Below are some records; give them all again exactly, but not the pictures.

(Excerpts from a figure dataset)
☆ ☆ ☆

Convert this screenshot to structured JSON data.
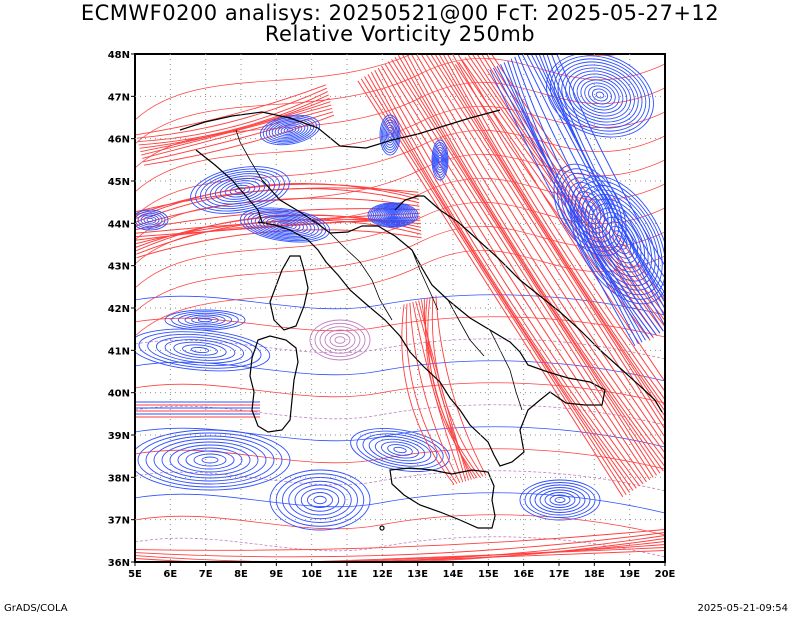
{
  "title": {
    "line1": "ECMWF0200 analisys: 20250521@00 FcT: 2025-05-27+12",
    "line2": "Relative Vorticity 250mb"
  },
  "axes": {
    "lon_labels": [
      "5E",
      "6E",
      "7E",
      "8E",
      "9E",
      "10E",
      "11E",
      "12E",
      "13E",
      "14E",
      "15E",
      "16E",
      "17E",
      "18E",
      "19E",
      "20E"
    ],
    "lat_labels": [
      "36N",
      "37N",
      "38N",
      "39N",
      "40N",
      "41N",
      "42N",
      "43N",
      "44N",
      "45N",
      "46N",
      "47N",
      "48N"
    ],
    "lon_range": [
      5,
      20
    ],
    "lat_range": [
      36,
      48
    ],
    "grid": "dotted"
  },
  "colors": {
    "positive": "#ff4040",
    "negative": "#3050ff",
    "zero": "#c080c0",
    "coast": "#000000",
    "grid": "#909090"
  },
  "footer": {
    "left": "GrADS/COLA",
    "right": "2025-05-21-09:54"
  }
}
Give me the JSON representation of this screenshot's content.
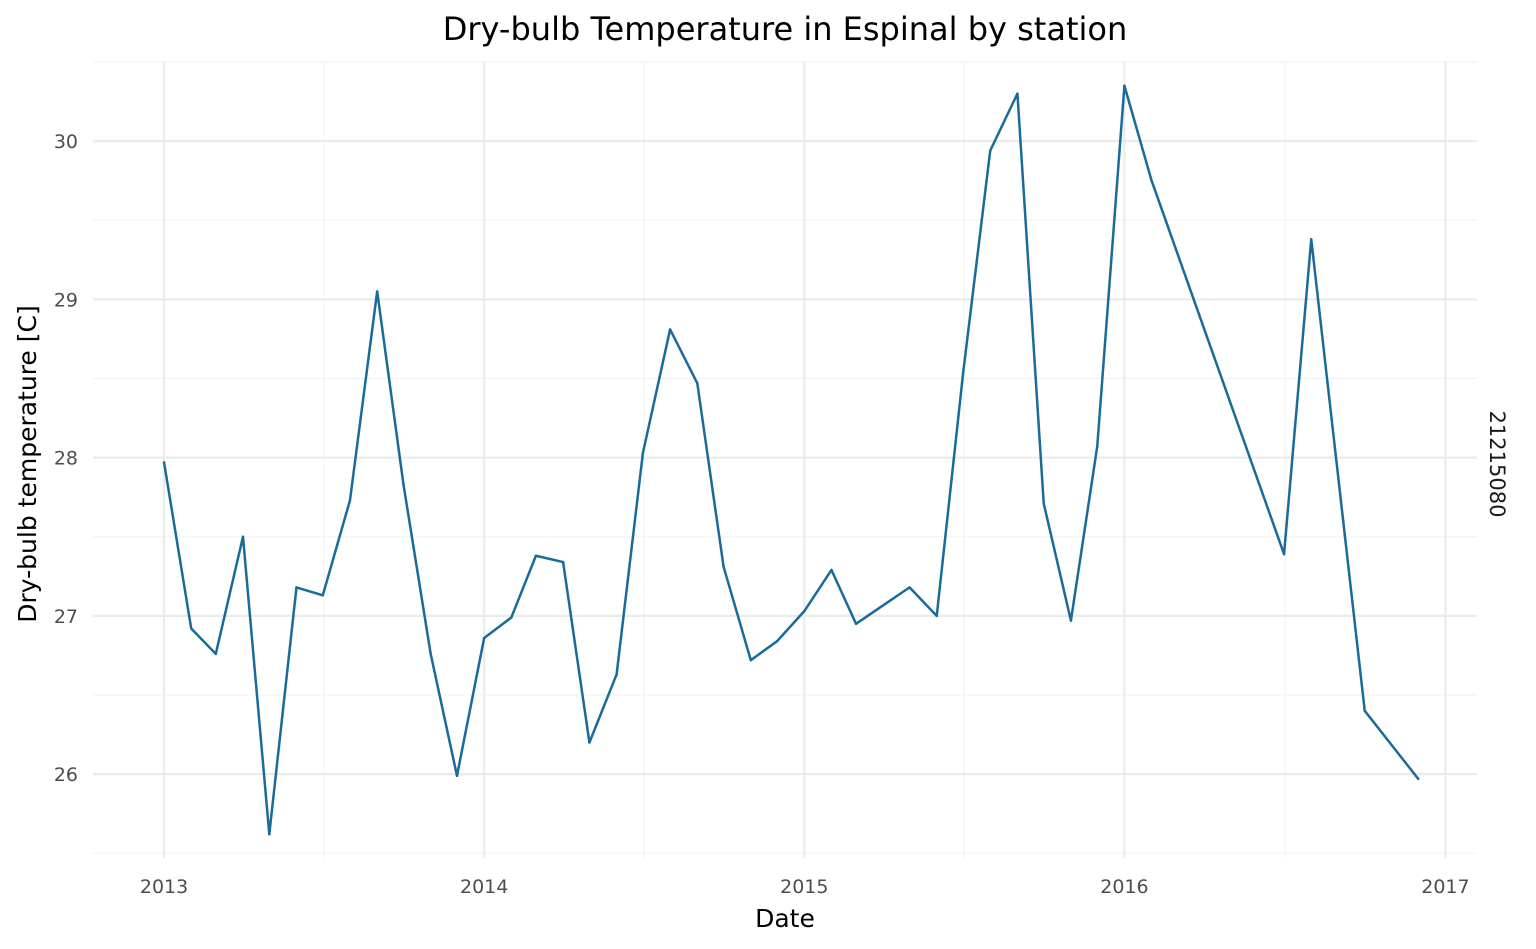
{
  "chart_data": {
    "type": "line",
    "title": "Dry-bulb Temperature in Espinal by station",
    "xlabel": "Date",
    "ylabel": "Dry-bulb temperature [C]",
    "facet_label": "21215080",
    "x_ticks": [
      "2013",
      "2014",
      "2015",
      "2016",
      "2017"
    ],
    "y_ticks": [
      26,
      27,
      28,
      29,
      30
    ],
    "xlim": [
      "2012-10-12",
      "2017-02-06"
    ],
    "ylim": [
      25.47,
      30.5
    ],
    "grid": true,
    "line_color": "#1a6a9a",
    "series": [
      {
        "x": [
          "2013-01-01",
          "2013-02-01",
          "2013-03-01",
          "2013-04-01",
          "2013-05-01",
          "2013-06-01",
          "2013-07-01",
          "2013-08-01",
          "2013-09-01",
          "2013-10-01",
          "2013-11-01",
          "2013-12-01",
          "2014-01-01",
          "2014-02-01",
          "2014-03-01",
          "2014-04-01",
          "2014-05-01",
          "2014-06-01",
          "2014-07-01",
          "2014-08-01",
          "2014-09-01",
          "2014-10-01",
          "2014-11-01",
          "2014-12-01",
          "2015-01-01",
          "2015-02-01",
          "2015-03-01",
          "2015-05-01",
          "2015-06-01",
          "2015-07-01",
          "2015-08-01",
          "2015-09-01",
          "2015-10-01",
          "2015-11-01",
          "2015-12-01",
          "2016-01-01",
          "2016-02-01",
          "2016-07-01",
          "2016-08-01",
          "2016-10-01",
          "2016-12-01"
        ],
        "values": [
          27.97,
          26.92,
          26.76,
          27.5,
          25.62,
          27.18,
          27.13,
          27.73,
          29.05,
          27.83,
          26.76,
          25.99,
          26.86,
          26.99,
          27.38,
          27.34,
          26.2,
          26.63,
          28.03,
          28.81,
          28.47,
          27.31,
          26.72,
          26.84,
          27.03,
          27.29,
          26.95,
          27.18,
          27.0,
          28.53,
          29.94,
          30.3,
          27.71,
          26.97,
          28.07,
          30.35,
          29.75,
          27.39,
          29.38,
          26.4,
          25.97
        ]
      }
    ]
  }
}
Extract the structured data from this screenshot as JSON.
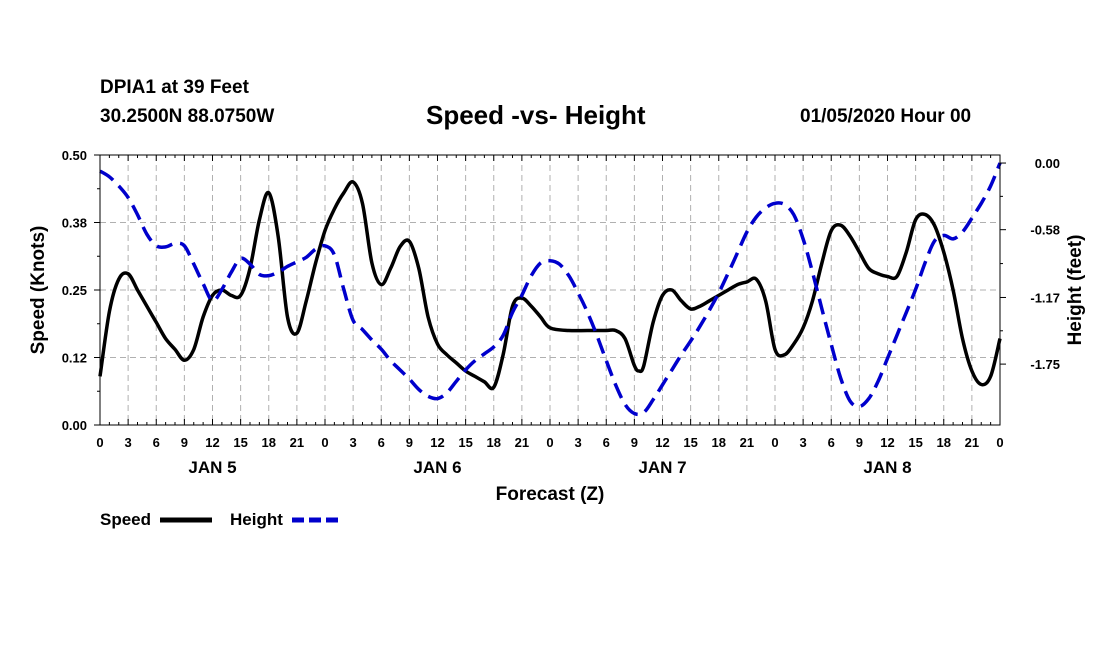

☆ ☆ ☆

- [Finished task]
Convert this screenshot to structured JSON data.
{
  "title": {
    "line1": "ECMWF0200 analisys: 20250521@00 FcT: 2025-05-27+12",
    "line2": "Relative Vorticity 250mb"
  },
  "axes": {
    "lon_labels": [
      "5E",
      "6E",
      "7E",
      "8E",
      "9E",
      "10E",
      "11E",
      "12E",
      "13E",
      "14E",
      "15E",
      "16E",
      "17E",
      "18E",
      "19E",
      "20E"
    ],
    "lat_labels": [
      "36N",
      "37N",
      "38N",
      "39N",
      "40N",
      "41N",
      "42N",
      "43N",
      "44N",
      "45N",
      "46N",
      "47N",
      "48N"
    ],
    "lon_range": [
      5,
      20
    ],
    "lat_range": [
      36,
      48
    ],
    "grid": "dotted"
  },
  "colors": {
    "positive": "#ff4040",
    "negative": "#3050ff",
    "zero": "#c080c0",
    "coast": "#000000",
    "grid": "#909090"
  },
  "footer": {
    "left": "GrADS/COLA",
    "right": "2025-05-21-09:54"
  }
}
Give me the JSON representation of this screenshot's content.
{
  "chart_data": {
    "type": "line",
    "title": "Dry-bulb Temperature in Espinal by station",
    "xlabel": "Date",
    "ylabel": "Dry-bulb temperature [C]",
    "facet_label": "21215080",
    "x_ticks": [
      "2013",
      "2014",
      "2015",
      "2016",
      "2017"
    ],
    "y_ticks": [
      26,
      27,
      28,
      29,
      30
    ],
    "xlim": [
      "2012-10-12",
      "2017-02-06"
    ],
    "ylim": [
      25.47,
      30.5
    ],
    "grid": true,
    "line_color": "#1a6a9a",
    "series": [
      {
        "x": [
          "2013-01-01",
          "2013-02-01",
          "2013-03-01",
          "2013-04-01",
          "2013-05-01",
          "2013-06-01",
          "2013-07-01",
          "2013-08-01",
          "2013-09-01",
          "2013-10-01",
          "2013-11-01",
          "2013-12-01",
          "2014-01-01",
          "2014-02-01",
          "2014-03-01",
          "2014-04-01",
          "2014-05-01",
          "2014-06-01",
          "2014-07-01",
          "2014-08-01",
          "2014-09-01",
          "2014-10-01",
          "2014-11-01",
          "2014-12-01",
          "2015-01-01",
          "2015-02-01",
          "2015-03-01",
          "2015-05-01",
          "2015-06-01",
          "2015-07-01",
          "2015-08-01",
          "2015-09-01",
          "2015-10-01",
          "2015-11-01",
          "2015-12-01",
          "2016-01-01",
          "2016-02-01",
          "2016-07-01",
          "2016-08-01",
          "2016-10-01",
          "2016-12-01"
        ],
        "values": [
          27.97,
          26.92,
          26.76,
          27.5,
          25.62,
          27.18,
          27.13,
          27.73,
          29.05,
          27.83,
          26.76,
          25.99,
          26.86,
          26.99,
          27.38,
          27.34,
          26.2,
          26.63,
          28.03,
          28.81,
          28.47,
          27.31,
          26.72,
          26.84,
          27.03,
          27.29,
          26.95,
          27.18,
          27.0,
          28.53,
          29.94,
          30.3,
          27.71,
          26.97,
          28.07,
          30.35,
          29.75,
          27.39,
          29.38,
          26.4,
          25.97
        ]
      }
    ]
  }
}
Extract the structured data from this screenshot as JSON.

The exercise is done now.